--- START OF Records provided ---

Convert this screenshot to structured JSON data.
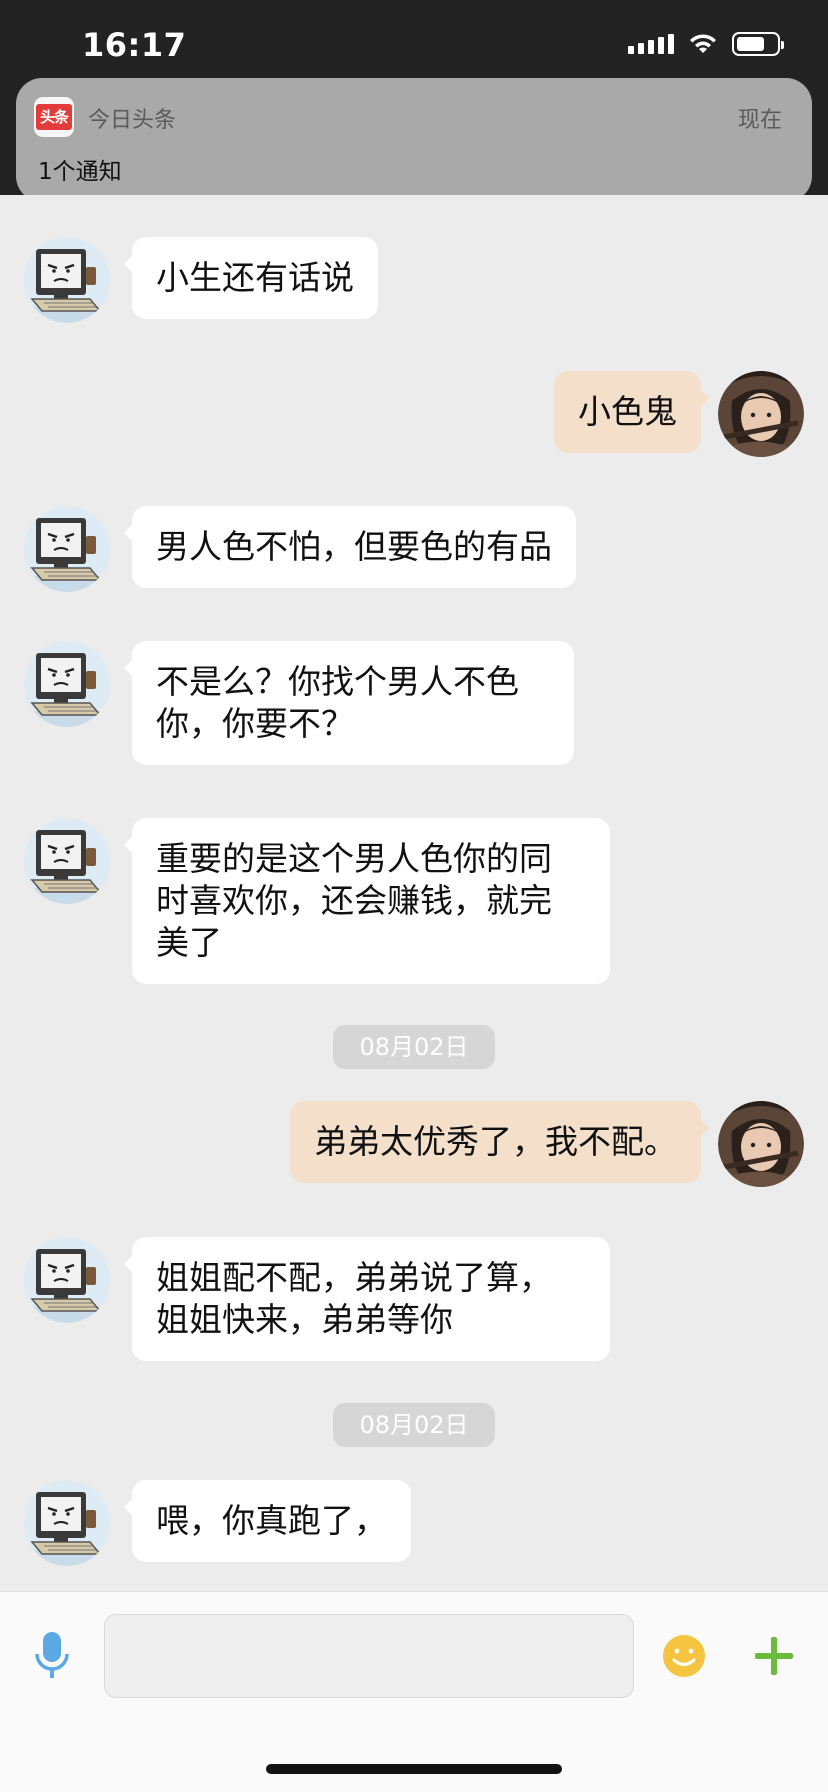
{
  "status_bar": {
    "time": "16:17",
    "battery_level": 0.7
  },
  "notification": {
    "app_icon_text": "头条",
    "app_name": "今日头条",
    "time": "现在",
    "body": "1个通知"
  },
  "messages": [
    {
      "side": "left",
      "text": "小生还有话说"
    },
    {
      "side": "right",
      "text": "小色鬼"
    },
    {
      "side": "left",
      "text": "男人色不怕，但要色的有品"
    },
    {
      "side": "left",
      "line1": "不是么？你找个男人不色",
      "line2": "你，你要不？"
    },
    {
      "side": "left",
      "line1": "重要的是这个男人色你的同",
      "line2": "时喜欢你，还会赚钱，就完",
      "line3": "美了"
    },
    {
      "type": "date",
      "text": "08月02日"
    },
    {
      "side": "right",
      "text": "弟弟太优秀了，我不配。"
    },
    {
      "side": "left",
      "line1": "姐姐配不配，弟弟说了算，",
      "line2": "姐姐快来，弟弟等你"
    },
    {
      "type": "date",
      "text": "08月02日"
    },
    {
      "side": "left",
      "text": "喂，你真跑了，"
    }
  ],
  "input": {
    "value": "",
    "placeholder": ""
  },
  "icons": {
    "mic": "mic-icon",
    "emoji": "smiley-icon",
    "plus": "plus-icon",
    "wifi": "wifi-icon",
    "signal": "signal-icon",
    "battery": "battery-icon"
  },
  "colors": {
    "status_bar_bg": "#232323",
    "chat_bg": "#ececec",
    "incoming_bubble": "#ffffff",
    "outgoing_bubble": "#f4dfcb",
    "mic_blue": "#5ba8e4",
    "emoji_yellow": "#f5c542",
    "plus_green": "#6dbb3d",
    "app_icon_red": "#e33b3a"
  }
}
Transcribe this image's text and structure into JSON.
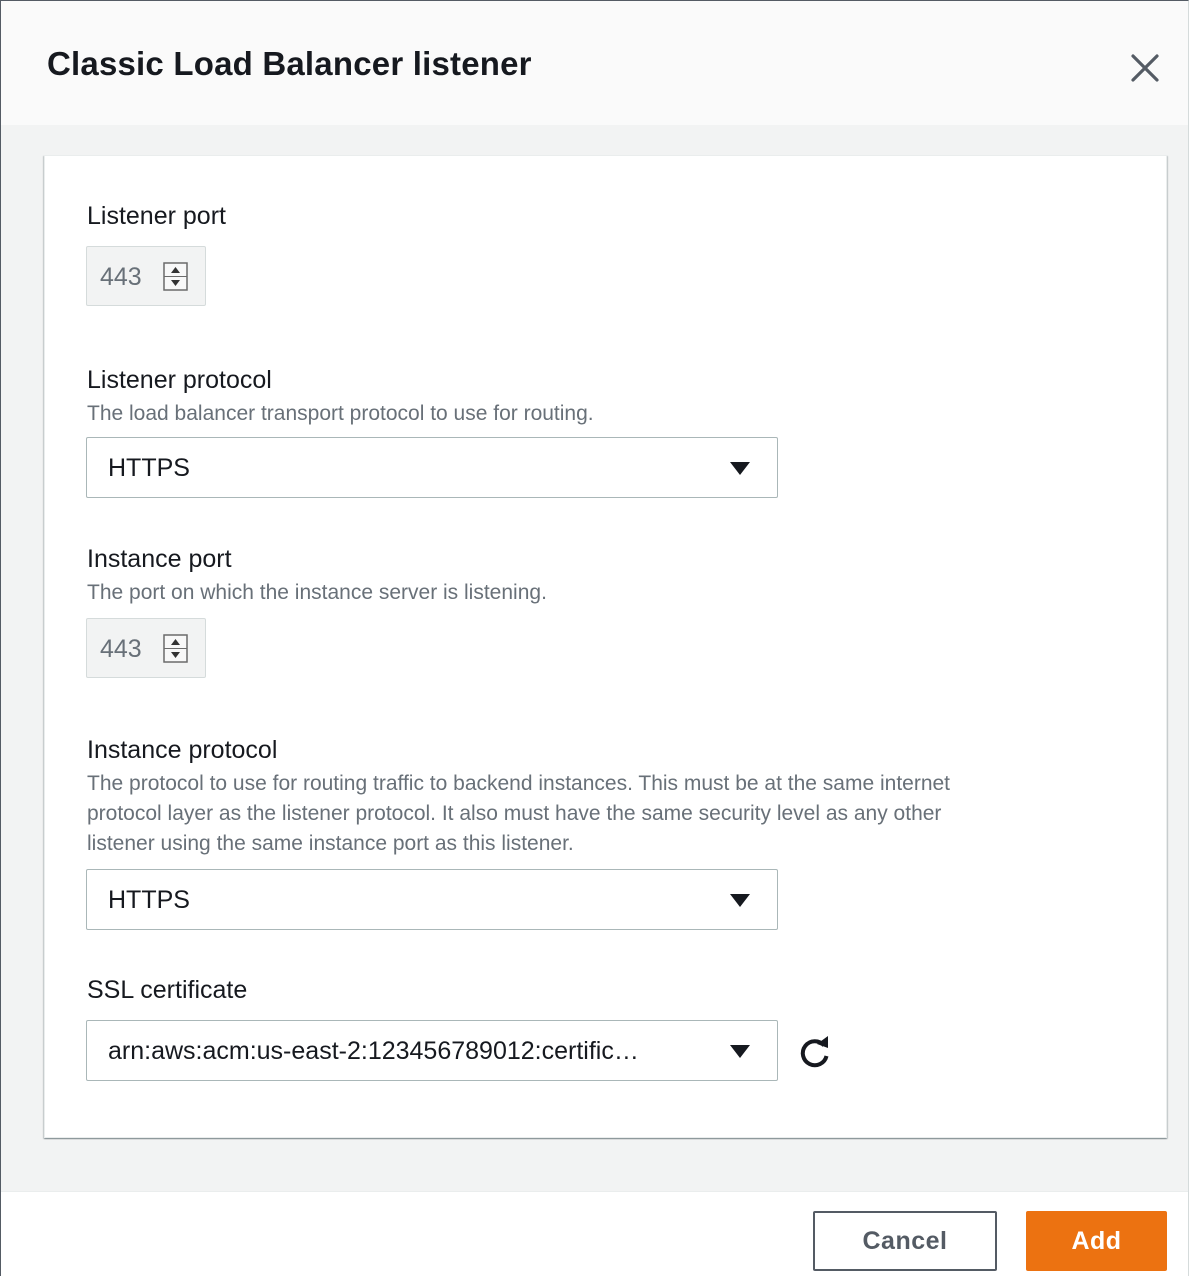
{
  "modal": {
    "title": "Classic Load Balancer listener"
  },
  "listener_port": {
    "label": "Listener port",
    "value": "443"
  },
  "listener_protocol": {
    "label": "Listener protocol",
    "description": "The load balancer transport protocol to use for routing.",
    "selected": "HTTPS"
  },
  "instance_port": {
    "label": "Instance port",
    "description": "The port on which the instance server is listening.",
    "value": "443"
  },
  "instance_protocol": {
    "label": "Instance protocol",
    "description_lines": [
      "The protocol to use for routing traffic to backend instances. This must be at the same internet",
      "protocol layer as the listener protocol. It also must have the same security level as any other",
      "listener using the same instance port as this listener."
    ],
    "selected": "HTTPS"
  },
  "ssl_certificate": {
    "label": "SSL certificate",
    "selected": "arn:aws:acm:us-east-2:123456789012:certific…"
  },
  "footer": {
    "cancel_label": "Cancel",
    "add_label": "Add"
  },
  "colors": {
    "primary_button": "#ec7211",
    "text": "#16191f",
    "secondary_text": "#687078",
    "body_background": "#f2f3f3"
  },
  "icons": [
    "close-icon",
    "stepper-arrows-icon",
    "caret-down-icon",
    "refresh-icon"
  ]
}
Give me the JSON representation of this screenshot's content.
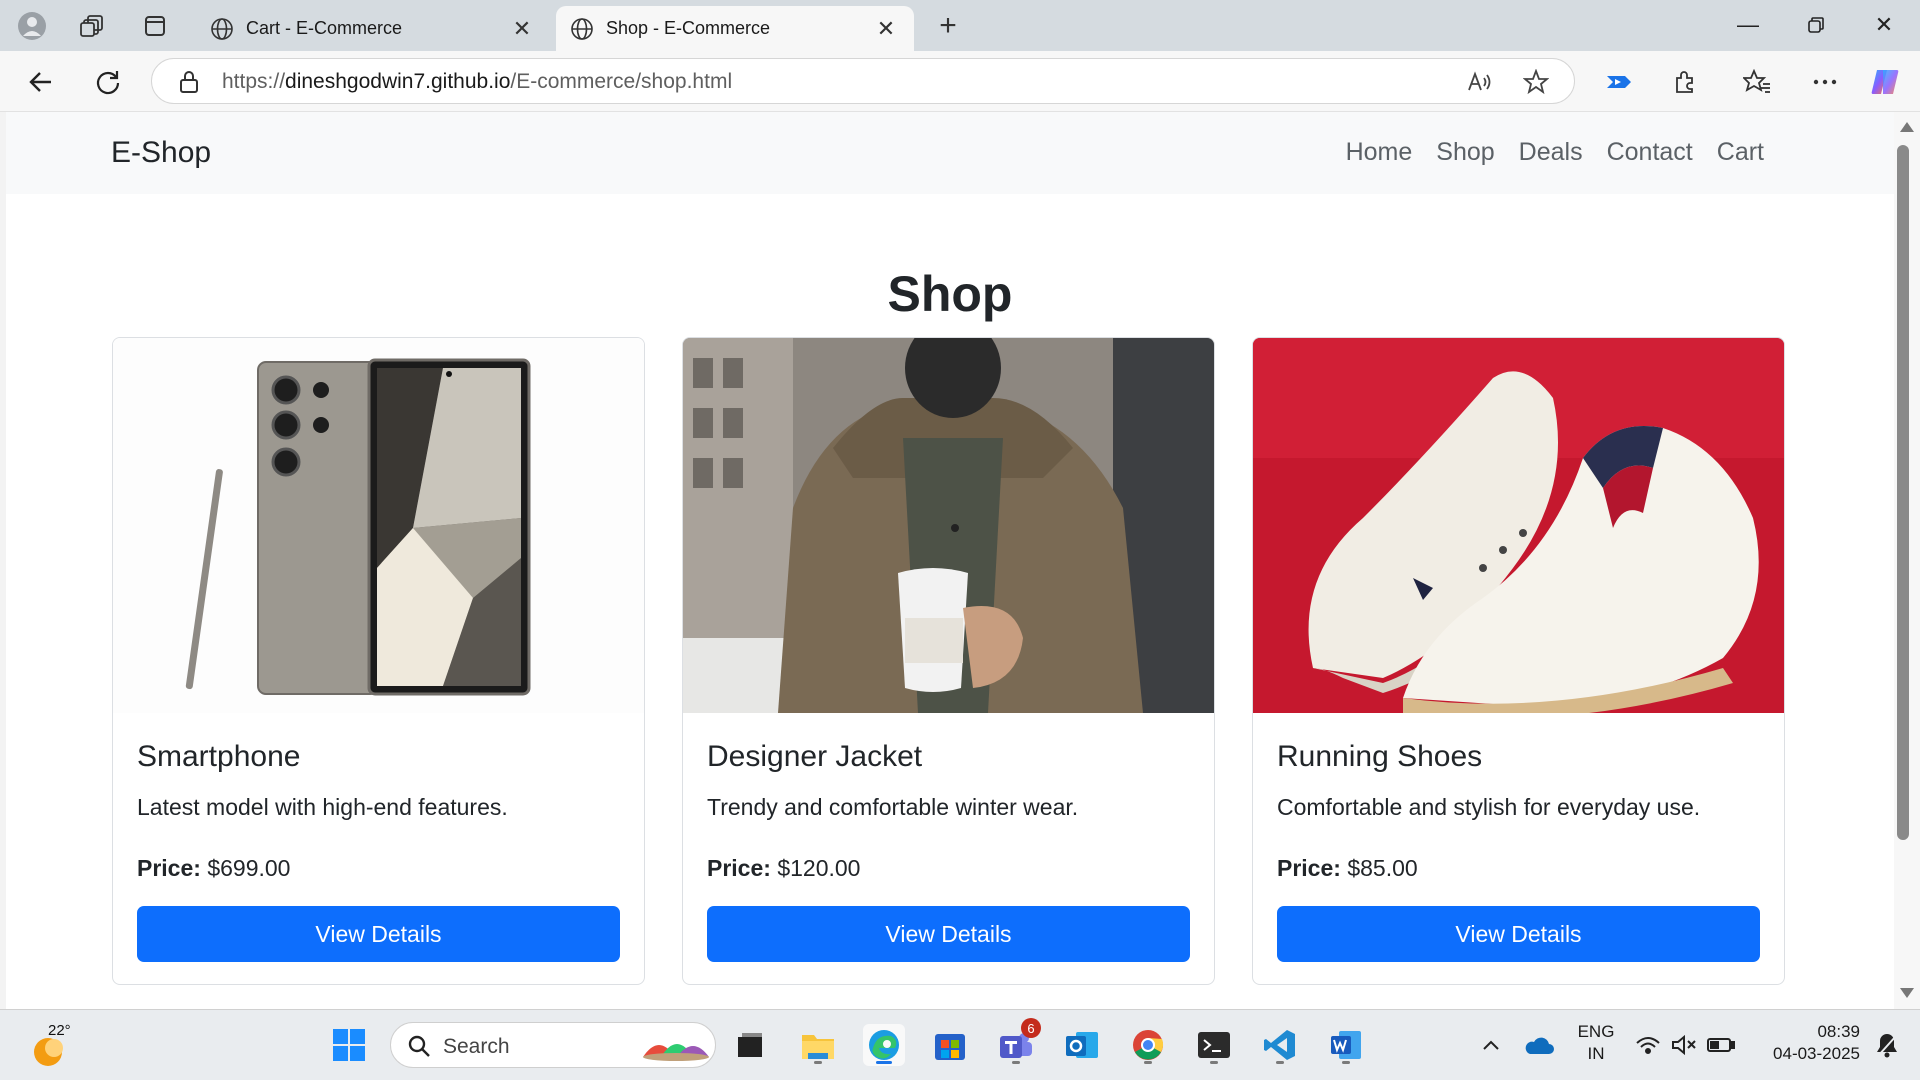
{
  "browser": {
    "tabs": [
      {
        "title": "Cart - E-Commerce",
        "active": false
      },
      {
        "title": "Shop - E-Commerce",
        "active": true
      }
    ],
    "url_prefix": "https://",
    "url_host": "dineshgodwin7.github.io",
    "url_path": "/E-commerce/shop.html"
  },
  "site": {
    "brand": "E-Shop",
    "nav": [
      "Home",
      "Shop",
      "Deals",
      "Contact",
      "Cart"
    ],
    "page_title": "Shop",
    "products": [
      {
        "name": "Smartphone",
        "description": "Latest model with high-end features.",
        "price_label": "Price:",
        "price": "$699.00",
        "button": "View Details"
      },
      {
        "name": "Designer Jacket",
        "description": "Trendy and comfortable winter wear.",
        "price_label": "Price:",
        "price": "$120.00",
        "button": "View Details"
      },
      {
        "name": "Running Shoes",
        "description": "Comfortable and stylish for everyday use.",
        "price_label": "Price:",
        "price": "$85.00",
        "button": "View Details"
      }
    ],
    "accent_color": "#0d6efd"
  },
  "taskbar": {
    "weather_temp": "22°",
    "search_placeholder": "Search",
    "teams_badge": "6",
    "language_line1": "ENG",
    "language_line2": "IN",
    "time": "08:39",
    "date": "04-03-2025"
  }
}
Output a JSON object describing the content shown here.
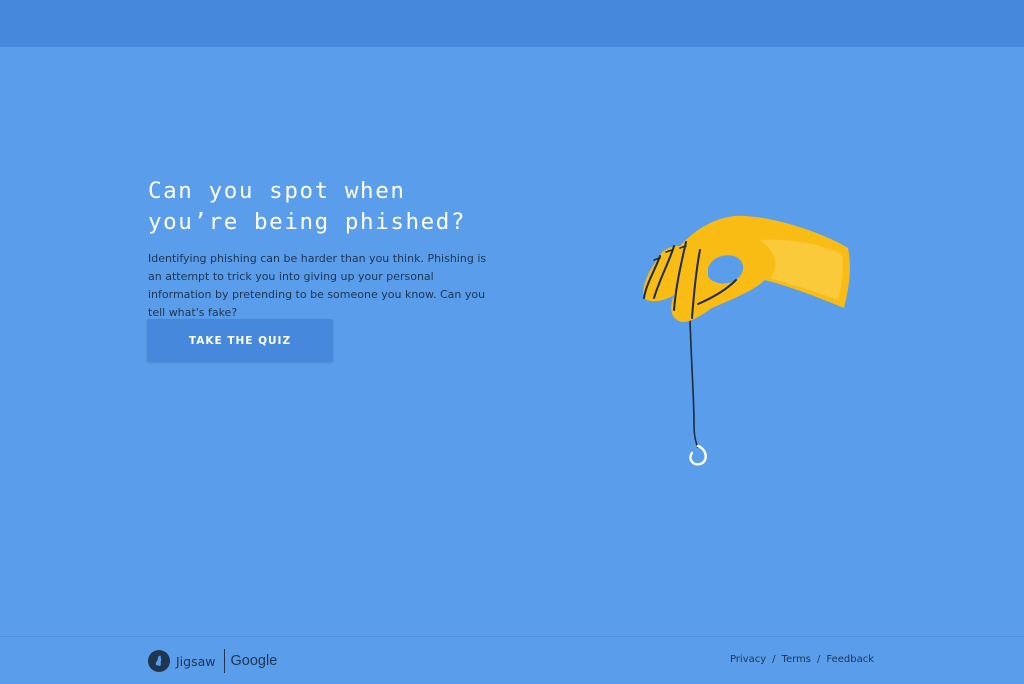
{
  "colors": {
    "background": "#5a9deb",
    "header_bar": "#4689dc",
    "button": "#4689dc",
    "text_dark": "#1f3550",
    "hand": "#f9bc15"
  },
  "hero": {
    "title_line_1": "Can you spot when",
    "title_line_2": "you’re being phished?",
    "description": "Identifying phishing can be harder than you think. Phishing is an attempt to trick you into giving up your personal information by pretending to be someone you know. Can you tell what's fake?",
    "cta_label": "TAKE THE QUIZ"
  },
  "illustration": {
    "icon": "hand-holding-fishing-hook"
  },
  "footer": {
    "brand_jigsaw": "Jigsaw",
    "brand_google": "Google",
    "links": {
      "privacy": "Privacy",
      "terms": "Terms",
      "feedback": "Feedback"
    },
    "separator": "/"
  }
}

--- END OF Records provided ---

__The exercise__: Copy each line exactly, and leave the pictures out of your copy.

__Response to this task__:
Convert this screenshot to structured JSON data.
{
  "status_bar": {
    "time": "16:17",
    "battery_level": 0.7
  },
  "notification": {
    "app_icon_text": "头条",
    "app_name": "今日头条",
    "time": "现在",
    "body": "1个通知"
  },
  "messages": [
    {
      "side": "left",
      "text": "小生还有话说"
    },
    {
      "side": "right",
      "text": "小色鬼"
    },
    {
      "side": "left",
      "text": "男人色不怕，但要色的有品"
    },
    {
      "side": "left",
      "line1": "不是么？你找个男人不色",
      "line2": "你，你要不？"
    },
    {
      "side": "left",
      "line1": "重要的是这个男人色你的同",
      "line2": "时喜欢你，还会赚钱，就完",
      "line3": "美了"
    },
    {
      "type": "date",
      "text": "08月02日"
    },
    {
      "side": "right",
      "text": "弟弟太优秀了，我不配。"
    },
    {
      "side": "left",
      "line1": "姐姐配不配，弟弟说了算，",
      "line2": "姐姐快来，弟弟等你"
    },
    {
      "type": "date",
      "text": "08月02日"
    },
    {
      "side": "left",
      "text": "喂，你真跑了，"
    }
  ],
  "input": {
    "value": "",
    "placeholder": ""
  },
  "icons": {
    "mic": "mic-icon",
    "emoji": "smiley-icon",
    "plus": "plus-icon",
    "wifi": "wifi-icon",
    "signal": "signal-icon",
    "battery": "battery-icon"
  },
  "colors": {
    "status_bar_bg": "#232323",
    "chat_bg": "#ececec",
    "incoming_bubble": "#ffffff",
    "outgoing_bubble": "#f4dfcb",
    "mic_blue": "#5ba8e4",
    "emoji_yellow": "#f5c542",
    "plus_green": "#6dbb3d",
    "app_icon_red": "#e33b3a"
  }
}
Transcribe this image's text and structure into JSON.
{
  "modal": {
    "title": "Classic Load Balancer listener"
  },
  "listener_port": {
    "label": "Listener port",
    "value": "443"
  },
  "listener_protocol": {
    "label": "Listener protocol",
    "description": "The load balancer transport protocol to use for routing.",
    "selected": "HTTPS"
  },
  "instance_port": {
    "label": "Instance port",
    "description": "The port on which the instance server is listening.",
    "value": "443"
  },
  "instance_protocol": {
    "label": "Instance protocol",
    "description_lines": [
      "The protocol to use for routing traffic to backend instances. This must be at the same internet",
      "protocol layer as the listener protocol. It also must have the same security level as any other",
      "listener using the same instance port as this listener."
    ],
    "selected": "HTTPS"
  },
  "ssl_certificate": {
    "label": "SSL certificate",
    "selected": "arn:aws:acm:us-east-2:123456789012:certific…"
  },
  "footer": {
    "cancel_label": "Cancel",
    "add_label": "Add"
  },
  "colors": {
    "primary_button": "#ec7211",
    "text": "#16191f",
    "secondary_text": "#687078",
    "body_background": "#f2f3f3"
  },
  "icons": [
    "close-icon",
    "stepper-arrows-icon",
    "caret-down-icon",
    "refresh-icon"
  ]
}
Give me the JSON representation of this screenshot's content.
{
  "browser": {
    "tabs": [
      {
        "title": "Cart - E-Commerce",
        "active": false
      },
      {
        "title": "Shop - E-Commerce",
        "active": true
      }
    ],
    "url_prefix": "https://",
    "url_host": "dineshgodwin7.github.io",
    "url_path": "/E-commerce/shop.html"
  },
  "site": {
    "brand": "E-Shop",
    "nav": [
      "Home",
      "Shop",
      "Deals",
      "Contact",
      "Cart"
    ],
    "page_title": "Shop",
    "products": [
      {
        "name": "Smartphone",
        "description": "Latest model with high-end features.",
        "price_label": "Price:",
        "price": "$699.00",
        "button": "View Details"
      },
      {
        "name": "Designer Jacket",
        "description": "Trendy and comfortable winter wear.",
        "price_label": "Price:",
        "price": "$120.00",
        "button": "View Details"
      },
      {
        "name": "Running Shoes",
        "description": "Comfortable and stylish for everyday use.",
        "price_label": "Price:",
        "price": "$85.00",
        "button": "View Details"
      }
    ],
    "accent_color": "#0d6efd"
  },
  "taskbar": {
    "weather_temp": "22°",
    "search_placeholder": "Search",
    "teams_badge": "6",
    "language_line1": "ENG",
    "language_line2": "IN",
    "time": "08:39",
    "date": "04-03-2025"
  }
}
Output a JSON object describing the content shown here.
{
  "colors": {
    "background": "#5a9deb",
    "header_bar": "#4689dc",
    "button": "#4689dc",
    "text_dark": "#1f3550",
    "hand": "#f9bc15"
  },
  "hero": {
    "title_line_1": "Can you spot when",
    "title_line_2": "you’re being phished?",
    "description": "Identifying phishing can be harder than you think. Phishing is an attempt to trick you into giving up your personal information by pretending to be someone you know. Can you tell what's fake?",
    "cta_label": "TAKE THE QUIZ"
  },
  "illustration": {
    "icon": "hand-holding-fishing-hook"
  },
  "footer": {
    "brand_jigsaw": "Jigsaw",
    "brand_google": "Google",
    "links": {
      "privacy": "Privacy",
      "terms": "Terms",
      "feedback": "Feedback"
    },
    "separator": "/"
  }
}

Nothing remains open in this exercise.